** start INPUT MATERIAL **

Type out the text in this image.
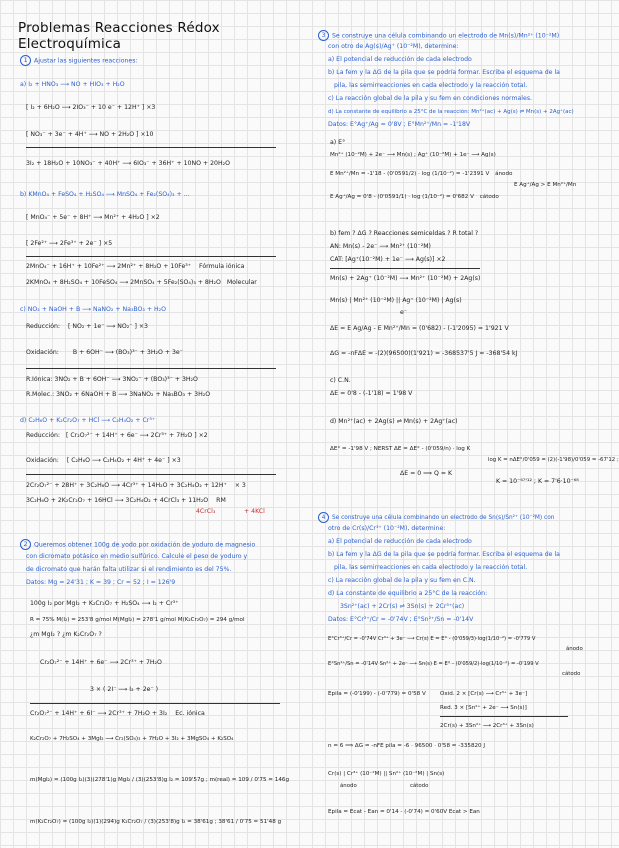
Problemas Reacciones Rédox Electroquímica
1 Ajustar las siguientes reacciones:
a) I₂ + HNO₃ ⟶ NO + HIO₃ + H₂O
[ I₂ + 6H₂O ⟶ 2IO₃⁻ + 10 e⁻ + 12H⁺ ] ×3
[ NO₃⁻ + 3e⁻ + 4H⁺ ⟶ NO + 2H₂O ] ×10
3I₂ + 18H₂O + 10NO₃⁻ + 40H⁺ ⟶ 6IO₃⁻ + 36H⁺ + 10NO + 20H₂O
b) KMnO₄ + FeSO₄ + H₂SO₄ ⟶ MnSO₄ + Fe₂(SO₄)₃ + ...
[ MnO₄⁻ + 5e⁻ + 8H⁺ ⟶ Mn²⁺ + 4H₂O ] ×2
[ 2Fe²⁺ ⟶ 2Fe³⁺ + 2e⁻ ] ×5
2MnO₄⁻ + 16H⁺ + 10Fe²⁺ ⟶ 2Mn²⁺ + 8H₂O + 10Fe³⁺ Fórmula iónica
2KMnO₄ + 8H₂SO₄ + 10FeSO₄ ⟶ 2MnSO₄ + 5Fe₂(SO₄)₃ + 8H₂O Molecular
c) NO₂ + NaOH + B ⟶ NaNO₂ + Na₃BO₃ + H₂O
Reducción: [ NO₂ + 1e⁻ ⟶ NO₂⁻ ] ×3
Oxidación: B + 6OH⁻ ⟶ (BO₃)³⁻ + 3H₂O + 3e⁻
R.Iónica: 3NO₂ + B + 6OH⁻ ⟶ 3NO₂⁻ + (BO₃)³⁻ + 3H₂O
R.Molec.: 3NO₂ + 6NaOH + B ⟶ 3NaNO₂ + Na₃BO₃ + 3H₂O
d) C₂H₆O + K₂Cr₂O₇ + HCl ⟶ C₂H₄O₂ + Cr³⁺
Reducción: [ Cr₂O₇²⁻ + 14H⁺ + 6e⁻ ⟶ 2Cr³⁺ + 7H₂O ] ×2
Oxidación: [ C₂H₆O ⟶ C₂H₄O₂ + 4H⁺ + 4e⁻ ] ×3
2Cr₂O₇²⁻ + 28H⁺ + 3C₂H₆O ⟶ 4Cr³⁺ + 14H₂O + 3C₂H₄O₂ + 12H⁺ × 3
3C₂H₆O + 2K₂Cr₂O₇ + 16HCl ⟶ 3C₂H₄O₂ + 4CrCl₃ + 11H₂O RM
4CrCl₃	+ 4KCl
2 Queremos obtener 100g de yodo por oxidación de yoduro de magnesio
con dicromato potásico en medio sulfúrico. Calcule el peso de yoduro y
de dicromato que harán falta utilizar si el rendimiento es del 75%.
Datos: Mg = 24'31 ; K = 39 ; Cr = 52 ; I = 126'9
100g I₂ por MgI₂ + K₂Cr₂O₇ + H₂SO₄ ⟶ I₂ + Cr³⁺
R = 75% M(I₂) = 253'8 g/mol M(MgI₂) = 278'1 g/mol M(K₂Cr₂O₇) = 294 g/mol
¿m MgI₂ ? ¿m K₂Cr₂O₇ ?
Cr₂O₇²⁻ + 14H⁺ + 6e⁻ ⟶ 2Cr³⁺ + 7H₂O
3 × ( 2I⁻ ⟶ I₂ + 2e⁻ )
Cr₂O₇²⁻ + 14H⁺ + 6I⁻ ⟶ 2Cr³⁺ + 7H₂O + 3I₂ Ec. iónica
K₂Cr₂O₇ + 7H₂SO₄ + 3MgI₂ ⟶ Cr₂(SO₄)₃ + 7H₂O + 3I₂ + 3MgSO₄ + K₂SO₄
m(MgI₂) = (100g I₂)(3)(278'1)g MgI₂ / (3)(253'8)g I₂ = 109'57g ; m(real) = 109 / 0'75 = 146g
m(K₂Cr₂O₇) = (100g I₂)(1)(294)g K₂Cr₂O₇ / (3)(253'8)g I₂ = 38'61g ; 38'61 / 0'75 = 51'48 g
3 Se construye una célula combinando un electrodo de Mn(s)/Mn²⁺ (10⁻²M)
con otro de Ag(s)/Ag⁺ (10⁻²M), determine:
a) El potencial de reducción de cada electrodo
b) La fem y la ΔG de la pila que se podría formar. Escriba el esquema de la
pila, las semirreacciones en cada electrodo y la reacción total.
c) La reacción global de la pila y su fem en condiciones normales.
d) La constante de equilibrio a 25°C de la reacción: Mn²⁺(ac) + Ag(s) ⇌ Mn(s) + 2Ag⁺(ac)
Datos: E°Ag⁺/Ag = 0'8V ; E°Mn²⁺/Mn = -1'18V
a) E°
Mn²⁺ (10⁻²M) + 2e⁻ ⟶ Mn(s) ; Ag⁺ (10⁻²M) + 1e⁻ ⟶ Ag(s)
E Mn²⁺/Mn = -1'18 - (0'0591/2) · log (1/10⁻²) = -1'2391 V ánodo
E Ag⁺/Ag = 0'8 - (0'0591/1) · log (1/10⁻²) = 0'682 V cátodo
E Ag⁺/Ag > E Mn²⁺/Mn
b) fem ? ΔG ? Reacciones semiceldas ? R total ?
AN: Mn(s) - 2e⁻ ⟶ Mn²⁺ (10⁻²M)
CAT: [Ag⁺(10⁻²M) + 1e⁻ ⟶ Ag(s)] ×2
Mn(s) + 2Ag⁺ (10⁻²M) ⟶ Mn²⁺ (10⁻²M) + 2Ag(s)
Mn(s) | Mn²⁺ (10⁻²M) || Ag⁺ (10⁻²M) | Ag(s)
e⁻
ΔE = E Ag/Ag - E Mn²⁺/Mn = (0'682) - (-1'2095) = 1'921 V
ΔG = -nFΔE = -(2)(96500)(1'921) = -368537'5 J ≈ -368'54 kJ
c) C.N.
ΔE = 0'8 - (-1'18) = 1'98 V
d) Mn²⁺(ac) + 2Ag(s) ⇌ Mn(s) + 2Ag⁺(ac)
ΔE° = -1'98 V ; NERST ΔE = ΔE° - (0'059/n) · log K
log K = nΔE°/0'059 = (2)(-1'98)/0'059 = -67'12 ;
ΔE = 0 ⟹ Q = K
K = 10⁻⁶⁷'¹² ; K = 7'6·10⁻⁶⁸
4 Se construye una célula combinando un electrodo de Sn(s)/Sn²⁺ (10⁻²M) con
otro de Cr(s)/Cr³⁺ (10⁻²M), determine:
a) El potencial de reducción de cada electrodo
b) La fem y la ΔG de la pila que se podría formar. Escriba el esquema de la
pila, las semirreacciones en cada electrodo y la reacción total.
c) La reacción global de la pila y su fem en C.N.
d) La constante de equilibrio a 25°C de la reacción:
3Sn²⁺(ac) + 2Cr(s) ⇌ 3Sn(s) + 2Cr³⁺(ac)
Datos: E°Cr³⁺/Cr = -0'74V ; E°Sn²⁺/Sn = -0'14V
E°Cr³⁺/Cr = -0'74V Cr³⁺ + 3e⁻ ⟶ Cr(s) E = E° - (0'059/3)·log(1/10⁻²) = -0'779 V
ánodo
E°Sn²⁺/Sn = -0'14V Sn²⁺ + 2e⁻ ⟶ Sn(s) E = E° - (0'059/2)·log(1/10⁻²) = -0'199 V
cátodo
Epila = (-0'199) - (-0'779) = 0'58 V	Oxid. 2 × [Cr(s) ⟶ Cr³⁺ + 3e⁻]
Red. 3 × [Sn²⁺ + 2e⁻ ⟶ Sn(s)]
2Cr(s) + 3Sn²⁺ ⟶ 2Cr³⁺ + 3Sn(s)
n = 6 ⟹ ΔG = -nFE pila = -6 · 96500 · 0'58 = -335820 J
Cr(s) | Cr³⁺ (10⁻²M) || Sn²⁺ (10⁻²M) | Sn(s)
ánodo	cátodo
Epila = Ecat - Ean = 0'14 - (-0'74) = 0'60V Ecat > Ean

** end INPUT MATERIAL **
** start INPUT MATERIAL **

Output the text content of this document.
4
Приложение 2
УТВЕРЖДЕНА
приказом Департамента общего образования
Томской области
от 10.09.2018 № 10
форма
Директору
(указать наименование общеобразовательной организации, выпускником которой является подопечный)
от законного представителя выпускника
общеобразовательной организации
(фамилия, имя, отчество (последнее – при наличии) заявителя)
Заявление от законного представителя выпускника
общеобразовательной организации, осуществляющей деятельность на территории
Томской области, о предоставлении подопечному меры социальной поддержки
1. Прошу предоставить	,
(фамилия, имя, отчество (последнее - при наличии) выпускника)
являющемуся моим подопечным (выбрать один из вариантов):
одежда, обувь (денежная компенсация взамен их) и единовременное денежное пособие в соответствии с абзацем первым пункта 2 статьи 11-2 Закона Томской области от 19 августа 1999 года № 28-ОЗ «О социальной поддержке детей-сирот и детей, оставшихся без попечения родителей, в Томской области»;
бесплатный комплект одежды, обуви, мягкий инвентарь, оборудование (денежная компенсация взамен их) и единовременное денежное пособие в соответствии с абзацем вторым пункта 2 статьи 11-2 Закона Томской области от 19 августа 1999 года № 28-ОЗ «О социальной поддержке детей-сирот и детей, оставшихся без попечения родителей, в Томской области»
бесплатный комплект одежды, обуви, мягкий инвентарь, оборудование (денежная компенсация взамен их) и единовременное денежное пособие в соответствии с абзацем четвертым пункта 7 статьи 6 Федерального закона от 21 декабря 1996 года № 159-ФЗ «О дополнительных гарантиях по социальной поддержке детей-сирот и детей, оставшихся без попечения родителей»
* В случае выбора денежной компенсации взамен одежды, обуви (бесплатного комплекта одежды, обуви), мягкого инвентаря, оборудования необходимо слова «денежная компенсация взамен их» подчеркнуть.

** end INPUT MATERIAL **

PROBLEM REQUIREMENTS — Gather each line in the data that holds the string "инвентарь".

FINAL RESULT —
бесплатный комплект одежды, обуви, мягкий инвентарь, оборудование (денежная компенсация взамен их) и единовременное денежное пособие в соответствии с абзацем вторым пункта 2 статьи 11-2 Закона Томской области от 19 августа 1999 года № 28-ОЗ «О социальной поддержке детей-сирот и детей, оставшихся без попечения родителей, в Томской области»
бесплатный комплект одежды, обуви, мягкий инвентарь, оборудование (денежная компенсация взамен их) и единовременное денежное пособие в соответствии с абзацем четвертым пункта 7 статьи 6 Федерального закона от 21 декабря 1996 года № 159-ФЗ «О дополнительных гарантиях по социальной поддержке детей-сирот и детей, оставшихся без попечения родителей»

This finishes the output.